## DATASET RECORDS
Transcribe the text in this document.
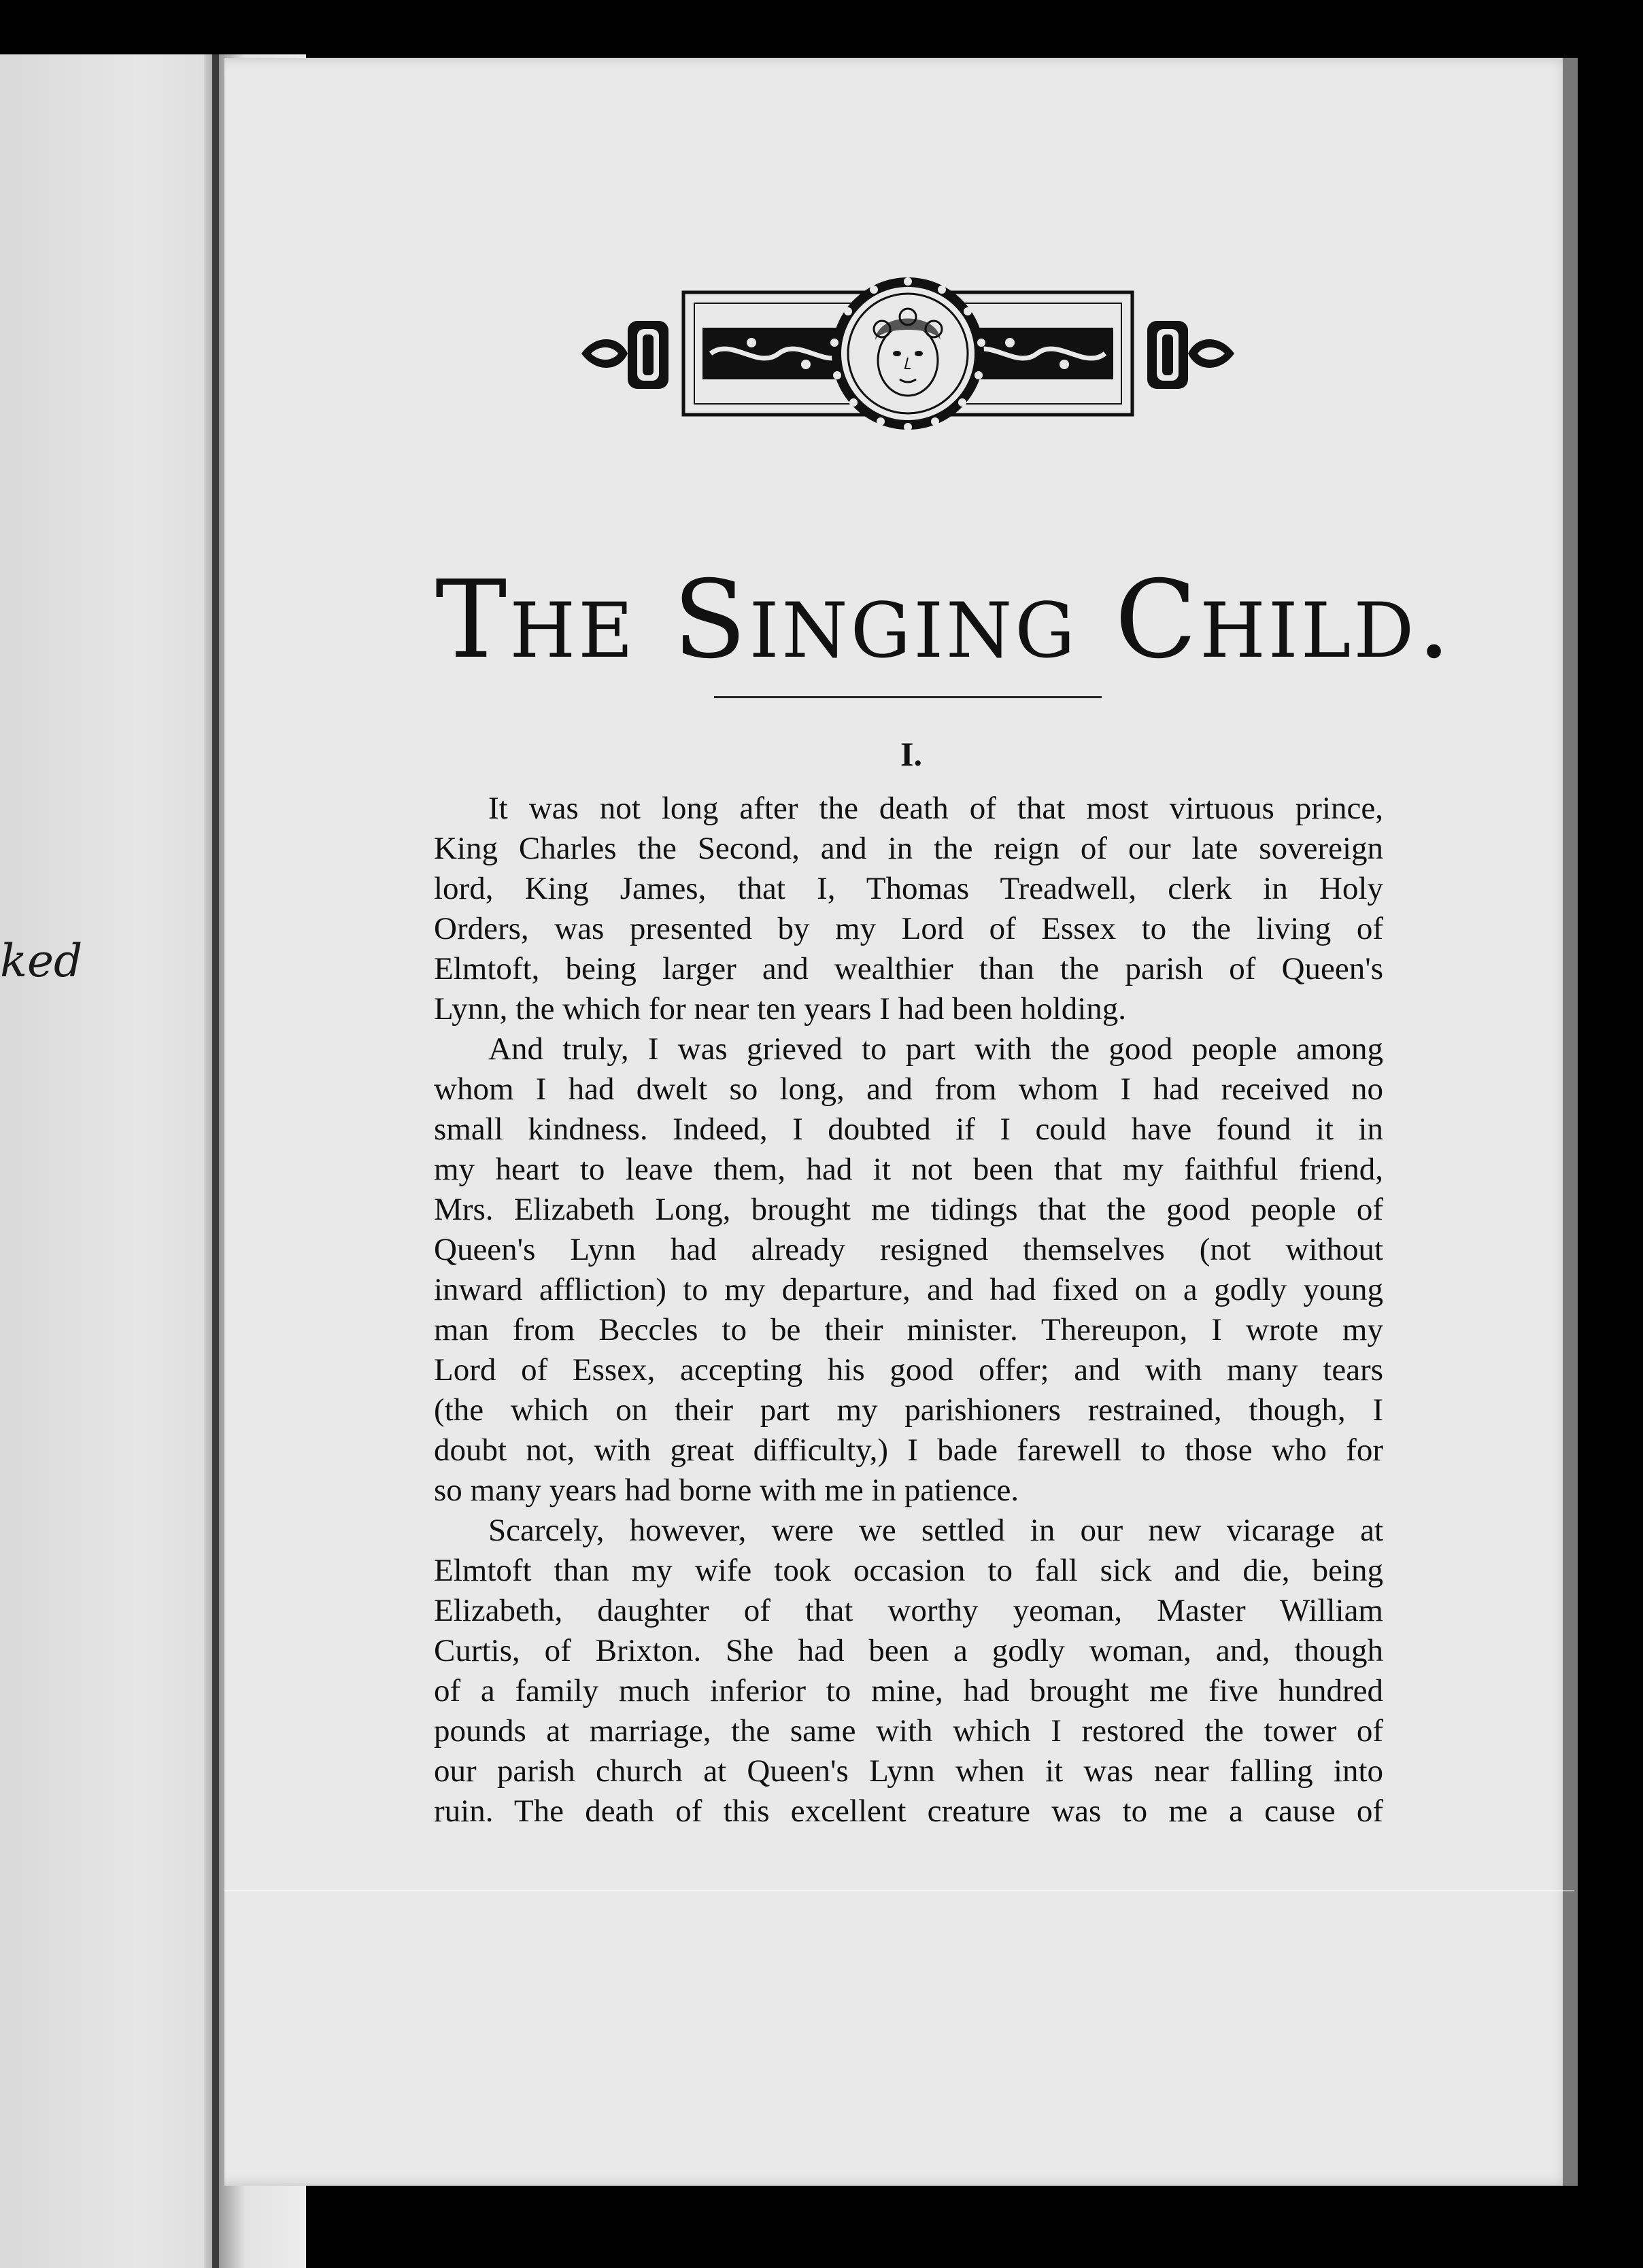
ked
The Singing Child.
I.
It was not long after the death of that most virtuous prince,
King Charles the Second, and in the reign of our late sovereign
lord, King James, that I, Thomas Treadwell, clerk in Holy
Orders, was presented by my Lord of Essex to the living of
Elmtoft, being larger and wealthier than the parish of Queen's
Lynn, the which for near ten years I had been holding.
And truly, I was grieved to part with the good people among
whom I had dwelt so long, and from whom I had received no
small kindness. Indeed, I doubted if I could have found it in
my heart to leave them, had it not been that my faithful friend,
Mrs. Elizabeth Long, brought me tidings that the good people of
Queen's Lynn had already resigned themselves (not without
inward affliction) to my departure, and had fixed on a godly young
man from Beccles to be their minister. Thereupon, I wrote my
Lord of Essex, accepting his good offer; and with many tears
(the which on their part my parishioners restrained, though, I
doubt not, with great difficulty,) I bade farewell to those who for
so many years had borne with me in patience.
Scarcely, however, were we settled in our new vicarage at
Elmtoft than my wife took occasion to fall sick and die, being
Elizabeth, daughter of that worthy yeoman, Master William
Curtis, of Brixton. She had been a godly woman, and, though
of a family much inferior to mine, had brought me five hundred
pounds at marriage, the same with which I restored the tower of
our parish church at Queen's Lynn when it was near falling into
ruin. The death of this excellent creature was to me a cause of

## WHAT YOU HAVE TO DO
Find how many lines in the listing hold "been", and reply with that number only.

## TASK ANSWER
3